[Collected data entries]
══════════════════════════════

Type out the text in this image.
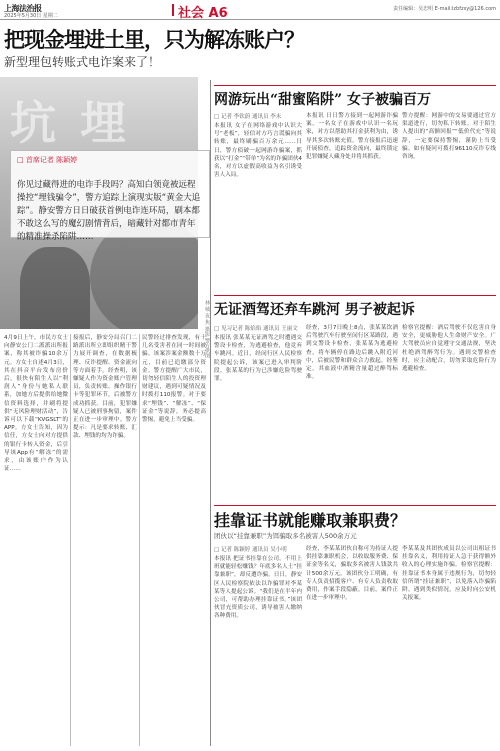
上海法治报
2025年5月30日 星期二	社会 A6	责任编辑：吴忠明 E-mail:lzbfzsy@126.com
把现金埋进土里，只为解冻账户？
新型理包转账式电诈案来了！
坑 埋
□ 首席记者 陈颖婷
你见过藏得进的电诈手段吗？高知白领竟被远程操控“埋钱骗令”，警方追踪上演现实版“黄金大追踪”。静安警方日日破获首例电诈连环局，刷本都不敢这么写的魔幻剧情背后，暗藏针对都市青年的精准操杀陷阱……
林 城 夜 焦 摄影 警方供图
4月9日上午，市民方女士向静安公门二派派出所报案，称其被诈骗10余万元。方女士自述4月3日，其在抖音平台发布房价后，很快有陌生人以“利润人”身份与她私人联系，加她方后提供给她微信资料选择，并刷将提供“无风险理财活动”，告诉可以下载“KVGSLT”的APP。方女士告知，因为信任，方女士向对方提供的银行卡转入资金，后引导该App有“解冻”的需求，由该账户作为认证……
接报后，静安分局召门二路派出所立即组织精干警力展开调查，在数据梳理、反诈提醒、资金流向等方面着手。经查明，该嫌疑人作为资金账户管理员，负责转账、操作银行卡等犯罪环节，后被警方成功抓获。目前，犯罪嫌疑人已被刑事拘留，案件正在进一步审理中。警方提示：凡是要求转账、汇款、埋钱的均为诈骗。
民警经过排查发现，有十几名受害者在同一时间被骗。该案涉案金额数十万元，目前已追缴部分资金。警方提醒广大市民，切勿轻信陌生人的投资理财建议，遇到可疑情况及时拨打110报警。对于要求“埋钱”、“解冻”、“保证金”等说辞，务必提高警惕，避免上当受骗。
网游玩出“甜蜜陷阱” 女子被骗百万
□ 记者 李钦蔚 通讯员 李未
本报讯 女子在网络游戏中认识大号“老板”，轻信对方巧言谎骗向其转账，最终刷骗百万余元……日日，警方侦破一起网游诈骗案，抓获以“打金”“带单”为名的诈骗团伙4名，对方以虚假高收益为名引诱受害人入局。
本报讯 日日警方接到一起网游诈骗案，一名女子在游戏中认识一名玩家，对方以帮助其打金获利为由，诱导其多次转账充值。警方接报后迅速开展侦查，追踪资金流向，最终锁定犯罪嫌疑人藏身处并将其抓获。
警方提醒：网游中的交易要通过官方渠道进行，切勿私下转账。对于陌生人提出的“高额回报”“低价代充”等说辞，一定要保持警惕，谨防上当受骗。如有疑问可拨打96110反诈专线咨询。
无证酒驾还弃车跳河 男子被起诉
□ 见习记者 陈焰焰 通讯员 王丽文
本报讯 张某某无证酒驾之时遭遇交警设卡检查，为逃避检查，他竟弃车跳河。近日，经闵行区人民检察院提起公诉，该案已进入审判阶段。张某某的行为已涉嫌危险驾驶罪。
经查，3月7日晚上8点，张某某饮酒后驾驶汽车行驶至闵行区某路段，遇到交警设卡检查，张某某为逃避检查，将车辆停在路边后跳入附近河中，后被民警和群众合力救起。经鉴定，其血液中酒精含量超过醉驾标准。
检察官提醒：酒后驾驶不仅危害自身安全，更威胁他人生命财产安全。广大驾驶员应自觉遵守交通法规，坚决杜绝酒驾醉驾行为。遇到交警检查时，应主动配合，切勿采取危险行为逃避检查。
挂靠证书就能赚取兼职费？
团伙以“挂靠兼职”为饵骗取多名被害人500余万元
□ 记者 陈颖婷 通讯员 吴小明
本报讯 把证书挂靠在公司，不用上班就能轻松赚钱？年底多名人士“挂靠兼职”，却反遭诈骗。日日，静安区人民检察院依法以诈骗罪对李某某等人提起公诉。“我们是在半年内公司，可帮助办理挂靠证书。”该团伙冒充资质公司，诱导被害人缴纳各种费用。
经查，李某某团伙自称可为持证人提供挂靠兼职机会，以收取服务费、保证金等名义，骗取多名被害人钱款共计500余万元。该团伙分工明确，有专人负责招揽客户、有专人负责收取费用，作案手段隐蔽。目前，案件正在进一步审理中。
李某某及其团伙成员以公司出租证书挂靠名义，利用持证人急于获得额外收入的心理实施诈骗。检察官提醒：挂靠证书本身属于违规行为，切勿轻信所谓“挂证兼职”，以免落入诈骗陷阱。遇到类似情况，应及时向公安机关报案。
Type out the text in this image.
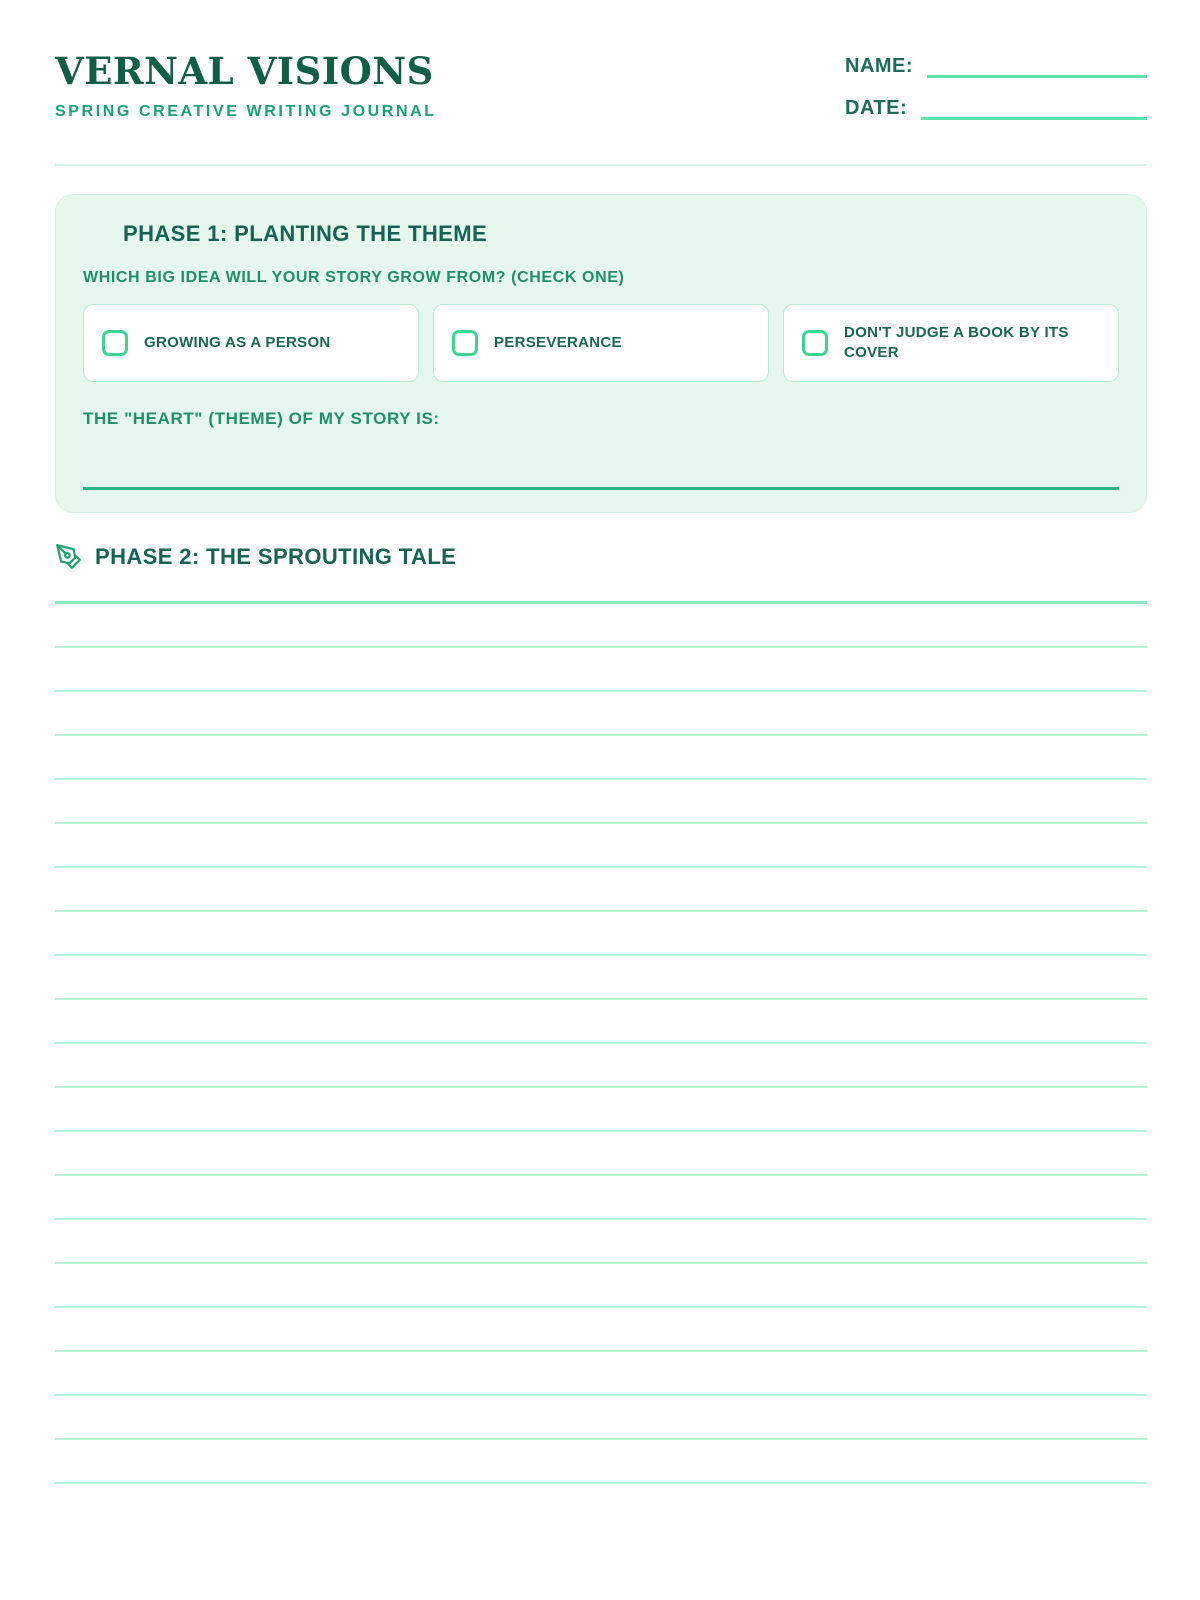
VERNAL VISIONS
SPRING CREATIVE WRITING JOURNAL
NAME:
DATE:
PHASE 1: PLANTING THE THEME
WHICH BIG IDEA WILL YOUR STORY GROW FROM? (CHECK ONE)
GROWING AS A PERSON	PERSEVERANCE
DON'T JUDGE A BOOK BY ITS COVER
THE "HEART" (THEME) OF MY STORY IS:
PHASE 2: THE SPROUTING TALE
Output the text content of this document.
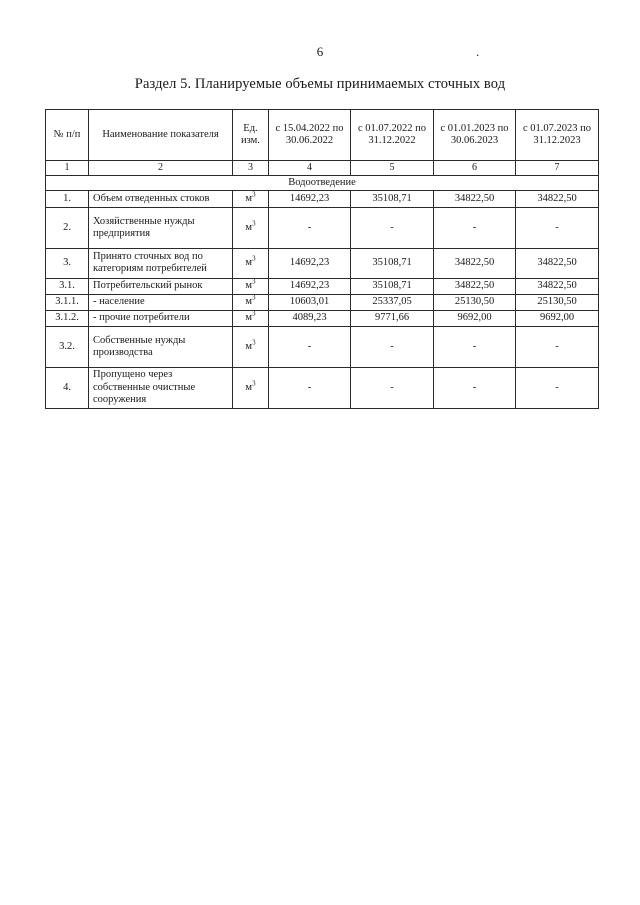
6	.
Раздел 5. Планируемые объемы принимаемых сточных вод
№ п/п	Наименование показателя	Ед. изм.	с 15.04.2022 по 30.06.2022	с 01.07.2022 по 31.12.2022	с 01.01.2023 по 30.06.2023	с 01.07.2023 по 31.12.2023
1	2	3	4	5	6	7
Водоотведение						
1.	Объем отведенных стоков	$м^3$	14692,23	35108,71	34822,50	34822,50
2.	Хозяйственные нужды предприятия	$м^3$	-	-	-	-
3.	Принято сточных вод по категориям потребителей	$м^3$	14692,23	35108,71	34822,50	34822,50
3.1.	Потребительский рынок	$м^3$	14692,23	35108,71	34822,50	34822,50
3.1.1.	- население	$м^3$	10603,01	25337,05	25130,50	25130,50
3.1.2.	- прочие потребители	$м^3$	4089,23	9771,66	9692,00	9692,00
3.2.	Собственные нужды производства	$м^3$	-	-	-	-
4.	Пропущено через собственные очистные сооружения	$м^3$	-	-	-	-
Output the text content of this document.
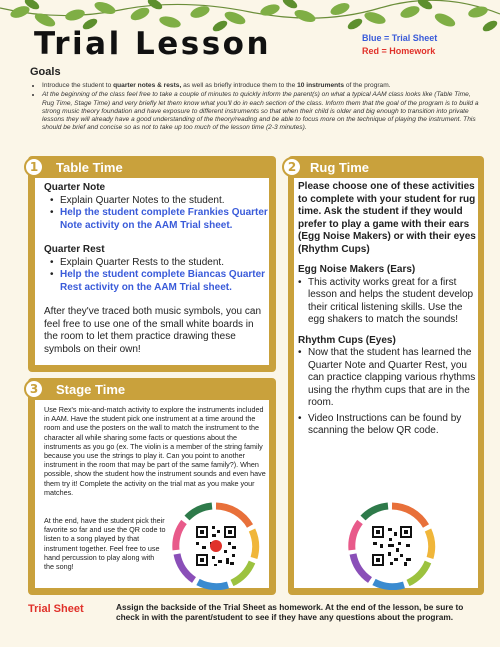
Trial Lesson	Blue = Trial Sheet
Red = Homework
Goals
• Introduce the student to quarter notes & rests, as well as briefly introduce them to the 10 instruments of the program.
• At the beginning of the class feel free to take a couple of minutes to quickly inform the parent(s) on what a typical AAM class looks like (Table Time, Rug Time, Stage Time) and very briefly let them know what you'll do in each section of the class. Inform them that the goal of the program is to build a strong music theory foundation and have exposure to different instruments so that when their child is older and big enough to transition into private lessons they will already have a good understanding of the theory/reading and be able to focus more on the technique of playing the instrument. This should be brief and concise so as not to take up too much of the lesson time (2-3 minutes).
Table Time
1
Quarter Note
• Explain Quarter Notes to the student.
• Help the student complete Frankies Quarter Note activity on the AAM Trial sheet.
Quarter Rest
• Explain Quarter Rests to the student.
• Help the student complete Biancas Quarter Rest activity on the AAM Trial sheet.
After they've traced both music symbols, you can feel free to use one of the small white boards in the room to let them practice drawing these symbols on their own!
Rug Time
2
Please choose one of these activities to complete with your student for rug time. Ask the student if they would prefer to play a game with their ears (Egg Noise Makers) or with their eyes (Rhythm Cups)
Egg Noise Makers (Ears)
• This activity works great for a first lesson and helps the student develop their critical listening skills. Use the egg shakers to match the sounds!
Rhythm Cups (Eyes)
• Now that the student has learned the Quarter Note and Quarter Rest, you can practice clapping various rhythms using the rhythm cups that are in the room.
• Video Instructions can be found by scanning the below QR code.
Stage Time
3
Use Rex's mix-and-match activity to explore the instruments included in AAM. Have the student pick one instrument at a time around the room and use the posters on the wall to match the instrument to the character all while sharing some facts or questions about the instruments as you go (ex. The violin is a member of the string family because you use the strings to play it. Can you point to another instrument in the room that may be part of the same family?). When possible, show the student how the instrument sounds and even have them try it! Complete the activity on the trial mat as you make your matches.
At the end, have the student pick their favorite so far and use the QR code to listen to a song played by that instrument together. Feel free to use hand percussion to play along with the song!
Trial Sheet	Assign the backside of the Trial Sheet as homework. At the end of the lesson, be sure to check in with the parent/student to see if they have any questions about the program.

══════════════════════════════

[Exercise instructions] Search the entries for the word "Explain", then list each line that holds it.

[Full output]
• Explain Quarter Notes to the student.
• Explain Quarter Rests to the student.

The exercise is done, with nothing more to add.